Determine how many lines include the string "this". Output that number only.

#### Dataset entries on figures

------------

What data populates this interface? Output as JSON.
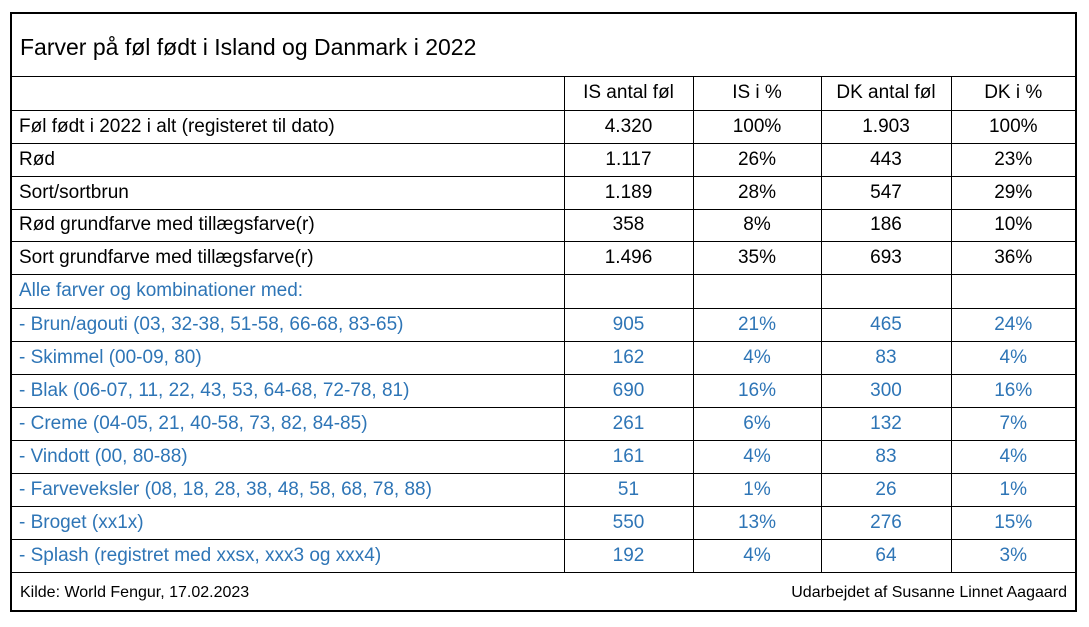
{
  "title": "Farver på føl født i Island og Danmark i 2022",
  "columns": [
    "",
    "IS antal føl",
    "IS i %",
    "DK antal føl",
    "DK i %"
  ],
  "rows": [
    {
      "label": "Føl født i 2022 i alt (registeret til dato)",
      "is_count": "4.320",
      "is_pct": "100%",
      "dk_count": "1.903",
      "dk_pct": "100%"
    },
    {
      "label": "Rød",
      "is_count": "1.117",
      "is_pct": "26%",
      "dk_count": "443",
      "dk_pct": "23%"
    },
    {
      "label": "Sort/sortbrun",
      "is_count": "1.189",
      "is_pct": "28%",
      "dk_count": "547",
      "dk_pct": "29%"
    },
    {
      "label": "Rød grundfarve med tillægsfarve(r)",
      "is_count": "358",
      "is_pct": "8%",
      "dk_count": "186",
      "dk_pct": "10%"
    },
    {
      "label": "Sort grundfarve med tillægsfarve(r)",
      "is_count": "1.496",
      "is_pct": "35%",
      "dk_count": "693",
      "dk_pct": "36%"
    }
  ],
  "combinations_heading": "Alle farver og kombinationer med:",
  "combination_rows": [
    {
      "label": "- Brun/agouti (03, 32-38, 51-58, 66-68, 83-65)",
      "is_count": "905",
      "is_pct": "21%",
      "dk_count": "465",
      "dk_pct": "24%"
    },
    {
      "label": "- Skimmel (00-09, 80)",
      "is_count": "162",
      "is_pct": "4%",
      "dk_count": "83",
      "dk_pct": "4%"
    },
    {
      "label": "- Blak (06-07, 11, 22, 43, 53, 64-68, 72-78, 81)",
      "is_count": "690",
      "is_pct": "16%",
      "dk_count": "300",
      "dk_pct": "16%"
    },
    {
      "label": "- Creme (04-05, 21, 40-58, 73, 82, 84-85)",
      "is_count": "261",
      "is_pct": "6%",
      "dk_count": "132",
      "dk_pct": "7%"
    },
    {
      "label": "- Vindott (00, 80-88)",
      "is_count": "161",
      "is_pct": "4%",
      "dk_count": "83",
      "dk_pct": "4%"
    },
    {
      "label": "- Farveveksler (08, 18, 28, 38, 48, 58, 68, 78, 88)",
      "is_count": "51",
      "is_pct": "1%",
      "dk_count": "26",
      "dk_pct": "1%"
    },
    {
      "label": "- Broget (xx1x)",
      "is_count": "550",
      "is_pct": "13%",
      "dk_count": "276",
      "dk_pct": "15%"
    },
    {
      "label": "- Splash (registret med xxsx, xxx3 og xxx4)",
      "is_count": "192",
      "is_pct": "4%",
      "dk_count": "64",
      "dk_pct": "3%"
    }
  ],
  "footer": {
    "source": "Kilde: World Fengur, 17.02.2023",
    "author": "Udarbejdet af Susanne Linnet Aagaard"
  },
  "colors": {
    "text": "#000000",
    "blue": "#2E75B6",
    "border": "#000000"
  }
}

------------

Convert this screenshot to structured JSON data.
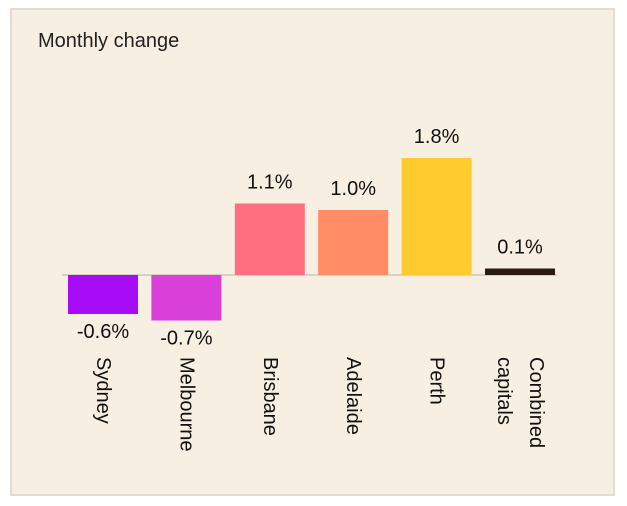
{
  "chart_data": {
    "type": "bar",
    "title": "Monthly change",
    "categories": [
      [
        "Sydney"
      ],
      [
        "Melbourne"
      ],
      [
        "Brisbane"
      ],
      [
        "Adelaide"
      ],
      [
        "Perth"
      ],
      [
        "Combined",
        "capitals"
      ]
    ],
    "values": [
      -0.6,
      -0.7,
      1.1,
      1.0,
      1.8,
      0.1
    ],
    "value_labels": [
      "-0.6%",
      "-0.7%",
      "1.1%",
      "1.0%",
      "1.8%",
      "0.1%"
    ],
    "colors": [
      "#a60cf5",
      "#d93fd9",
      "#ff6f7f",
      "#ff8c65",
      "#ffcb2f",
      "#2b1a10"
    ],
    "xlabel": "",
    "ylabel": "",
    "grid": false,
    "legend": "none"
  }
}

------------

#### Task output
2